begin THE INPUT

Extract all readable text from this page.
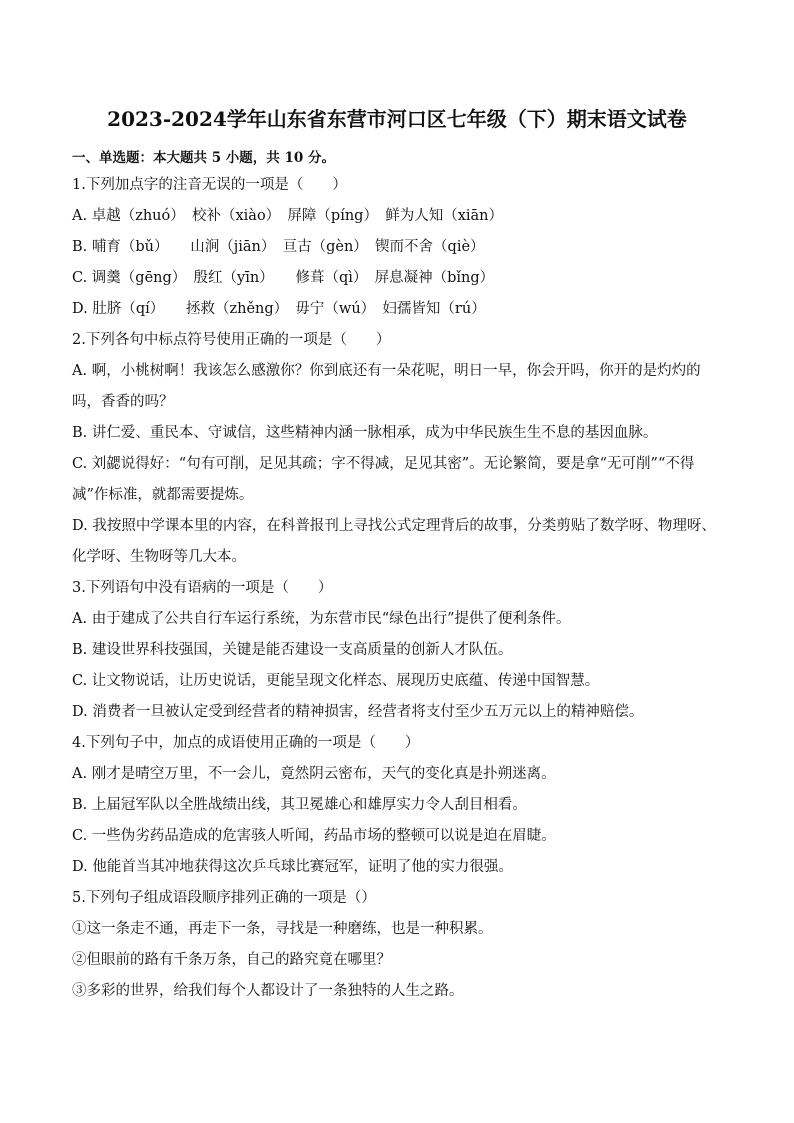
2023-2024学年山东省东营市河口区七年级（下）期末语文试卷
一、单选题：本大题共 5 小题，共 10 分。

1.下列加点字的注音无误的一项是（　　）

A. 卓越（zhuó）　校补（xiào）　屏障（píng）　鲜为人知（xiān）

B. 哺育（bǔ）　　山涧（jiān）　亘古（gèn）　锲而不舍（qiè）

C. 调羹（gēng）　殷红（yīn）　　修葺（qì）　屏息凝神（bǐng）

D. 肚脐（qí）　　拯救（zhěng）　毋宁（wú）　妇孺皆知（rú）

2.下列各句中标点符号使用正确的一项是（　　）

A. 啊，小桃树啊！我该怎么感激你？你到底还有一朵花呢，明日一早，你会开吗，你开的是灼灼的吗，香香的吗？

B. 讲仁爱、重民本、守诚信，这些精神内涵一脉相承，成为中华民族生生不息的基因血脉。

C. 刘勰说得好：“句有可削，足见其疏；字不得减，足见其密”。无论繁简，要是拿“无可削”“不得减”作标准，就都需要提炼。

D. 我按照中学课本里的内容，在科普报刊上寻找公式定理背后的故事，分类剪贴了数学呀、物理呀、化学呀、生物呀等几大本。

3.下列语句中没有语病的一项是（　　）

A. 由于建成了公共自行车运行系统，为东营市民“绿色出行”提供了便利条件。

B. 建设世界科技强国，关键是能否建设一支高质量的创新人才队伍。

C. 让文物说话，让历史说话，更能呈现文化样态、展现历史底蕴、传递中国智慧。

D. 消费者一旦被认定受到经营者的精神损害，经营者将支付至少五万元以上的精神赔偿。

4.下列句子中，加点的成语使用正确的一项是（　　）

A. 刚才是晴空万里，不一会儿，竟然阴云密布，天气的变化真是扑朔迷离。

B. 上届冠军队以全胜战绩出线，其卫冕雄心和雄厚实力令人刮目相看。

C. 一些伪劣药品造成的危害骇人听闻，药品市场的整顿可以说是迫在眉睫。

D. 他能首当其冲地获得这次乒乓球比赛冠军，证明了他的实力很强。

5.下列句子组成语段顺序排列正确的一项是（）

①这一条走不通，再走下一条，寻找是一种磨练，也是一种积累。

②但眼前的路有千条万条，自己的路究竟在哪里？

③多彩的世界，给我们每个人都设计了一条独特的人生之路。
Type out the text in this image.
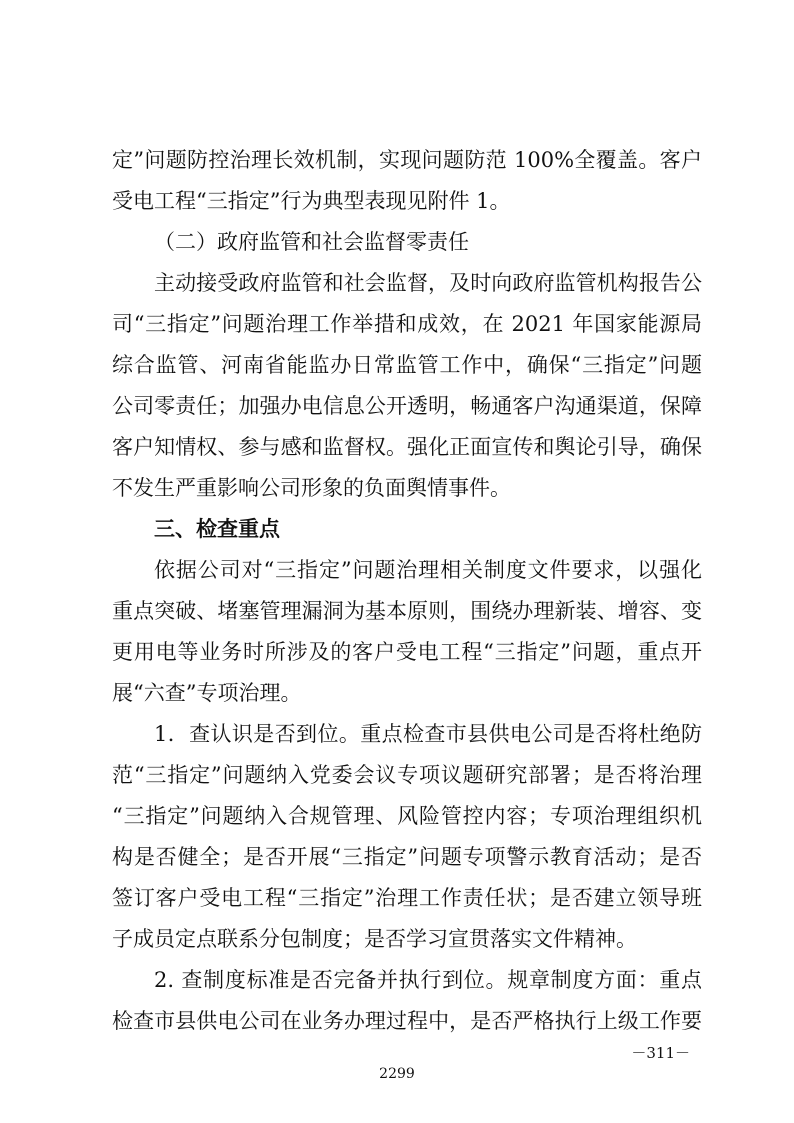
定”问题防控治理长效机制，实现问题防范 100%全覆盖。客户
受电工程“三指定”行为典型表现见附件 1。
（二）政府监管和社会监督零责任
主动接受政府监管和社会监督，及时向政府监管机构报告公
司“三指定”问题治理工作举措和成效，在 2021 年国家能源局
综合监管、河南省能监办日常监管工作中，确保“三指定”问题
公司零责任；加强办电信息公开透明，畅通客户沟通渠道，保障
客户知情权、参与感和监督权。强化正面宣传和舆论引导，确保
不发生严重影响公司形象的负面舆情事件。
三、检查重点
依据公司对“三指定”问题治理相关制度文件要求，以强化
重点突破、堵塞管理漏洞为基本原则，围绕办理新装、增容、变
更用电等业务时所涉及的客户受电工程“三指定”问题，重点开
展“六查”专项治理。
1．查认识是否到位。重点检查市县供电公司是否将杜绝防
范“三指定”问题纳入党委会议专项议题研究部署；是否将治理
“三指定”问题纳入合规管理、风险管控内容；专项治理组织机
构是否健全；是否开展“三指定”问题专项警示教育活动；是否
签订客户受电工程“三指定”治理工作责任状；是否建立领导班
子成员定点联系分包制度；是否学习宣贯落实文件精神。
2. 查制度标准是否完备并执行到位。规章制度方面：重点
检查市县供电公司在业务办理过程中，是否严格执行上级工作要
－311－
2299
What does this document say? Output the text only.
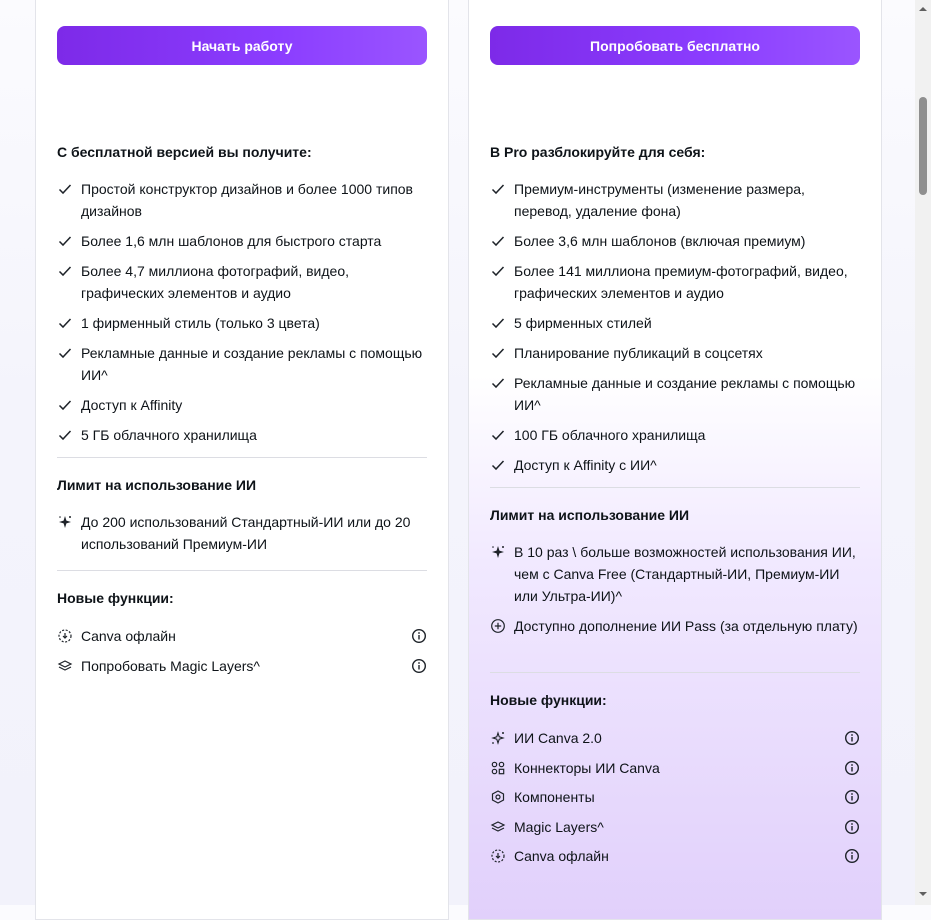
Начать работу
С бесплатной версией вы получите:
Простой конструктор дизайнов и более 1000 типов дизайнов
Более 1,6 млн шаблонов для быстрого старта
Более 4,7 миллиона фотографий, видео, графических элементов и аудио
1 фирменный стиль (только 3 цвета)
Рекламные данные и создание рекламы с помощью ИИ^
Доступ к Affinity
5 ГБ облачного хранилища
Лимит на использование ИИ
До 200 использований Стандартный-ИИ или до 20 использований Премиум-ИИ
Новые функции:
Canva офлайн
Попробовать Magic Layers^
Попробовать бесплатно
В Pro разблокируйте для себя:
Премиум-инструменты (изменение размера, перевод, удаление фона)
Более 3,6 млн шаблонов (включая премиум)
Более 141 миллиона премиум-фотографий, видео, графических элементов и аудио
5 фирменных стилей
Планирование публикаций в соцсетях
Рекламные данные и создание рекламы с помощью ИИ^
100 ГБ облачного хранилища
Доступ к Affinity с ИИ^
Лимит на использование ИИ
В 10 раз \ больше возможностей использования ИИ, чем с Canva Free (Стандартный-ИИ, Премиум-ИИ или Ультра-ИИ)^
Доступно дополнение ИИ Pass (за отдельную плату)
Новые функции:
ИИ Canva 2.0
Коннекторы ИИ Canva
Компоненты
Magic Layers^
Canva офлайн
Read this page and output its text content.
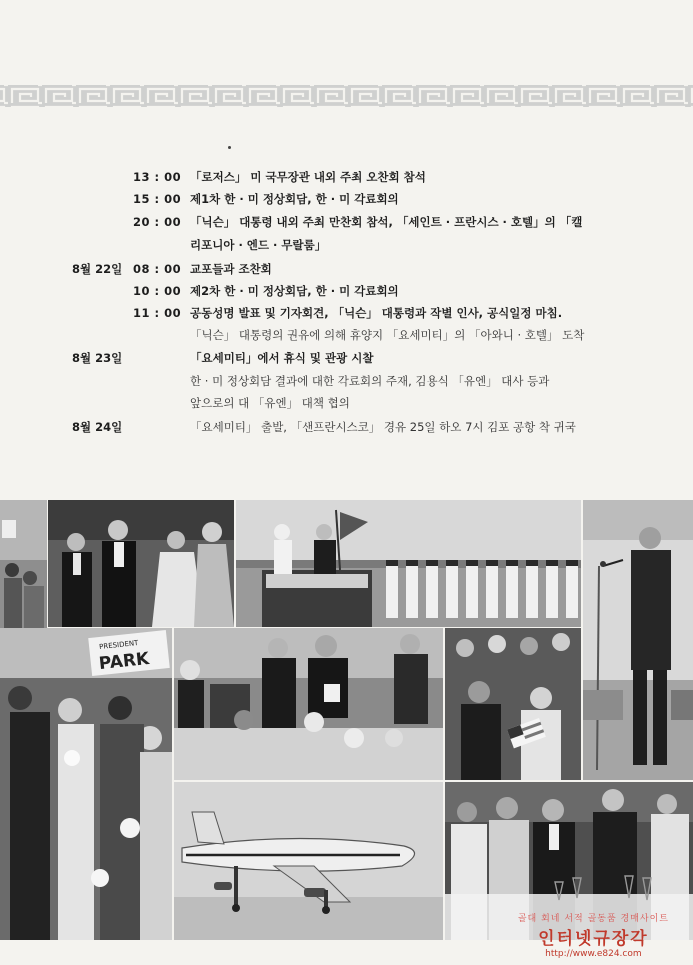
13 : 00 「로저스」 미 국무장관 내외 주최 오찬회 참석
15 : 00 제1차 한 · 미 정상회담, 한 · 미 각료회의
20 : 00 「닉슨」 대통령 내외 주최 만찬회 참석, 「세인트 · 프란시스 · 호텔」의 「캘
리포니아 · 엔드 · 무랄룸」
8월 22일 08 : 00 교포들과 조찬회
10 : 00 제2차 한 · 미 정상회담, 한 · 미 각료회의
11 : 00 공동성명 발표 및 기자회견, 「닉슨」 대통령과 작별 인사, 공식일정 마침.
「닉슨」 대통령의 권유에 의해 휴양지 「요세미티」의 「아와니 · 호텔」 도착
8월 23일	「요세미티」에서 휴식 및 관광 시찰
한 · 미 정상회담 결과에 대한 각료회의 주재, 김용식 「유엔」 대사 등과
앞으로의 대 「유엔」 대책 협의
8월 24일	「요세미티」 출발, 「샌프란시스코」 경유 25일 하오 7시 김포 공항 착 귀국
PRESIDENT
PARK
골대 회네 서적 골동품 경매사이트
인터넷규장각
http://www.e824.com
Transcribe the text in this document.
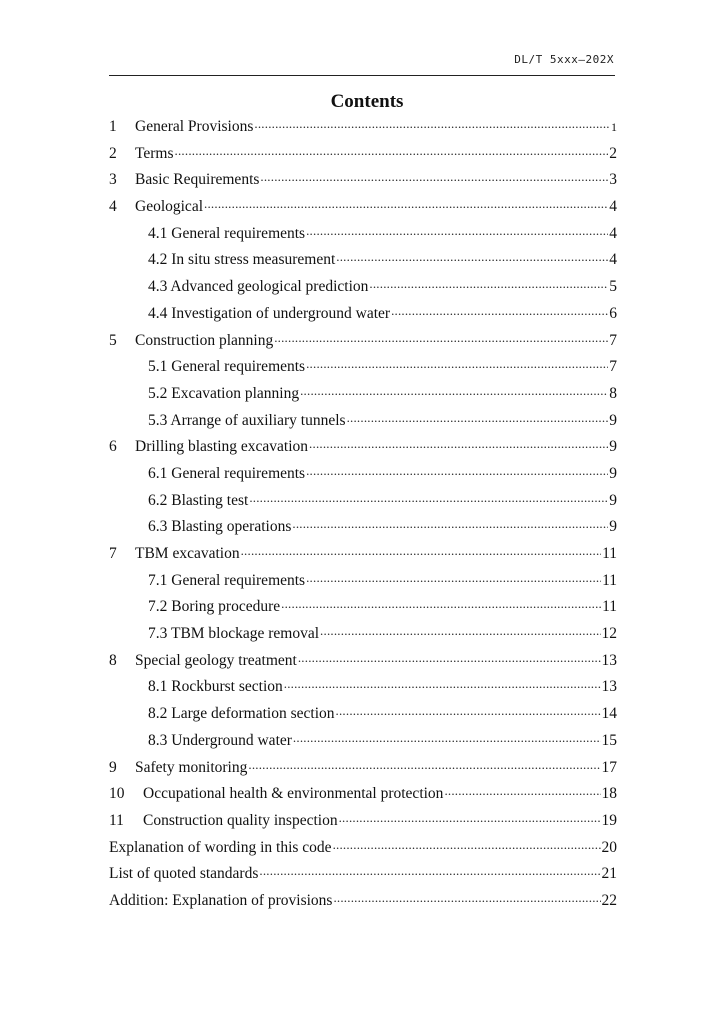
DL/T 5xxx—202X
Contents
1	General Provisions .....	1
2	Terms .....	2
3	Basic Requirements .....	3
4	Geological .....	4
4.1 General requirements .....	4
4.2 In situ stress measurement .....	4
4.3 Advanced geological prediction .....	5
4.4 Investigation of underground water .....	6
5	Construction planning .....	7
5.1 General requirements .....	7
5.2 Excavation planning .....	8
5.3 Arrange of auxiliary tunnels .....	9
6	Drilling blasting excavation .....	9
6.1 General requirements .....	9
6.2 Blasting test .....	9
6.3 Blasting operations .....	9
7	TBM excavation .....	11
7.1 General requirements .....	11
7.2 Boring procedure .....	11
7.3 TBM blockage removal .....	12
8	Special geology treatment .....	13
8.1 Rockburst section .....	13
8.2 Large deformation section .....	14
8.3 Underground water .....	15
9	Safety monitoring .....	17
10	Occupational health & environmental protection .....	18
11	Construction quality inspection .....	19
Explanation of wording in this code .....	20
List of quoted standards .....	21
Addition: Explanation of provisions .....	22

end THE INPUT

Quote in full the listing given above; the images are to be left out.

Extract all readable text from this page.
2023-2024学年山东省东营市河口区七年级（下）期末语文试卷
一、单选题：本大题共 5 小题，共 10 分。

1.下列加点字的注音无误的一项是（　　）

A. 卓越（zhuó）　校补（xiào）　屏障（píng）　鲜为人知（xiān）

B. 哺育（bǔ）　　山涧（jiān）　亘古（gèn）　锲而不舍（qiè）

C. 调羹（gēng）　殷红（yīn）　　修葺（qì）　屏息凝神（bǐng）

D. 肚脐（qí）　　拯救（zhěng）　毋宁（wú）　妇孺皆知（rú）

2.下列各句中标点符号使用正确的一项是（　　）

A. 啊，小桃树啊！我该怎么感激你？你到底还有一朵花呢，明日一早，你会开吗，你开的是灼灼的吗，香香的吗？

B. 讲仁爱、重民本、守诚信，这些精神内涵一脉相承，成为中华民族生生不息的基因血脉。

C. 刘勰说得好：“句有可削，足见其疏；字不得减，足见其密”。无论繁简，要是拿“无可削”“不得减”作标准，就都需要提炼。

D. 我按照中学课本里的内容，在科普报刊上寻找公式定理背后的故事，分类剪贴了数学呀、物理呀、化学呀、生物呀等几大本。

3.下列语句中没有语病的一项是（　　）

A. 由于建成了公共自行车运行系统，为东营市民“绿色出行”提供了便利条件。

B. 建设世界科技强国，关键是能否建设一支高质量的创新人才队伍。

C. 让文物说话，让历史说话，更能呈现文化样态、展现历史底蕴、传递中国智慧。

D. 消费者一旦被认定受到经营者的精神损害，经营者将支付至少五万元以上的精神赔偿。

4.下列句子中，加点的成语使用正确的一项是（　　）

A. 刚才是晴空万里，不一会儿，竟然阴云密布，天气的变化真是扑朔迷离。

B. 上届冠军队以全胜战绩出线，其卫冕雄心和雄厚实力令人刮目相看。

C. 一些伪劣药品造成的危害骇人听闻，药品市场的整顿可以说是迫在眉睫。

D. 他能首当其冲地获得这次乒乓球比赛冠军，证明了他的实力很强。

5.下列句子组成语段顺序排列正确的一项是（）

①这一条走不通，再走下一条，寻找是一种磨练，也是一种积累。

②但眼前的路有千条万条，自己的路究竟在哪里？

③多彩的世界，给我们每个人都设计了一条独特的人生之路。
Type out the text in this image.
定”问题防控治理长效机制，实现问题防范 100%全覆盖。客户
受电工程“三指定”行为典型表现见附件 1。
（二）政府监管和社会监督零责任
主动接受政府监管和社会监督，及时向政府监管机构报告公
司“三指定”问题治理工作举措和成效，在 2021 年国家能源局
综合监管、河南省能监办日常监管工作中，确保“三指定”问题
公司零责任；加强办电信息公开透明，畅通客户沟通渠道，保障
客户知情权、参与感和监督权。强化正面宣传和舆论引导，确保
不发生严重影响公司形象的负面舆情事件。
三、检查重点
依据公司对“三指定”问题治理相关制度文件要求，以强化
重点突破、堵塞管理漏洞为基本原则，围绕办理新装、增容、变
更用电等业务时所涉及的客户受电工程“三指定”问题，重点开
展“六查”专项治理。
1．查认识是否到位。重点检查市县供电公司是否将杜绝防
范“三指定”问题纳入党委会议专项议题研究部署；是否将治理
“三指定”问题纳入合规管理、风险管控内容；专项治理组织机
构是否健全；是否开展“三指定”问题专项警示教育活动；是否
签订客户受电工程“三指定”治理工作责任状；是否建立领导班
子成员定点联系分包制度；是否学习宣贯落实文件精神。
2. 查制度标准是否完备并执行到位。规章制度方面：重点
检查市县供电公司在业务办理过程中，是否严格执行上级工作要
－311－
2299
What does this document say? Output the text only.
Начать работу
С бесплатной версией вы получите:
Простой конструктор дизайнов и более 1000 типов дизайнов
Более 1,6 млн шаблонов для быстрого старта
Более 4,7 миллиона фотографий, видео, графических элементов и аудио
1 фирменный стиль (только 3 цвета)
Рекламные данные и создание рекламы с помощью ИИ^
Доступ к Affinity
5 ГБ облачного хранилища
Лимит на использование ИИ
До 200 использований Стандартный-ИИ или до 20 использований Премиум-ИИ
Новые функции:
Canva офлайн
Попробовать Magic Layers^
Попробовать бесплатно
В Pro разблокируйте для себя:
Премиум-инструменты (изменение размера, перевод, удаление фона)
Более 3,6 млн шаблонов (включая премиум)
Более 141 миллиона премиум-фотографий, видео, графических элементов и аудио
5 фирменных стилей
Планирование публикаций в соцсетях
Рекламные данные и создание рекламы с помощью ИИ^
100 ГБ облачного хранилища
Доступ к Affinity с ИИ^
Лимит на использование ИИ
В 10 раз \ больше возможностей использования ИИ, чем с Canva Free (Стандартный-ИИ, Премиум-ИИ или Ультра-ИИ)^
Доступно дополнение ИИ Pass (за отдельную плату)
Новые функции:
ИИ Canva 2.0
Коннекторы ИИ Canva
Компоненты
Magic Layers^
Canva офлайн
Read this page and output its text content.
13 : 00 「로저스」 미 국무장관 내외 주최 오찬회 참석
15 : 00 제1차 한 · 미 정상회담, 한 · 미 각료회의
20 : 00 「닉슨」 대통령 내외 주최 만찬회 참석, 「세인트 · 프란시스 · 호텔」의 「캘
리포니아 · 엔드 · 무랄룸」
8월 22일 08 : 00 교포들과 조찬회
10 : 00 제2차 한 · 미 정상회담, 한 · 미 각료회의
11 : 00 공동성명 발표 및 기자회견, 「닉슨」 대통령과 작별 인사, 공식일정 마침.
「닉슨」 대통령의 권유에 의해 휴양지 「요세미티」의 「아와니 · 호텔」 도착
8월 23일	「요세미티」에서 휴식 및 관광 시찰
한 · 미 정상회담 결과에 대한 각료회의 주재, 김용식 「유엔」 대사 등과
앞으로의 대 「유엔」 대책 협의
8월 24일	「요세미티」 출발, 「샌프란시스코」 경유 25일 하오 7시 김포 공항 착 귀국
PRESIDENT
PARK
골대 회네 서적 골동품 경매사이트
인터넷규장각
http://www.e824.com
Transcribe the text in this document.
DL/T 5xxx—202X
Contents
1	General Provisions .....	1
2	Terms .....	2
3	Basic Requirements .....	3
4	Geological .....	4
4.1 General requirements .....	4
4.2 In situ stress measurement .....	4
4.3 Advanced geological prediction .....	5
4.4 Investigation of underground water .....	6
5	Construction planning .....	7
5.1 General requirements .....	7
5.2 Excavation planning .....	8
5.3 Arrange of auxiliary tunnels .....	9
6	Drilling blasting excavation .....	9
6.1 General requirements .....	9
6.2 Blasting test .....	9
6.3 Blasting operations .....	9
7	TBM excavation .....	11
7.1 General requirements .....	11
7.2 Boring procedure .....	11
7.3 TBM blockage removal .....	12
8	Special geology treatment .....	13
8.1 Rockburst section .....	13
8.2 Large deformation section .....	14
8.3 Underground water .....	15
9	Safety monitoring .....	17
10	Occupational health & environmental protection .....	18
11	Construction quality inspection .....	19
Explanation of wording in this code .....	20
List of quoted standards .....	21
Addition: Explanation of provisions .....	22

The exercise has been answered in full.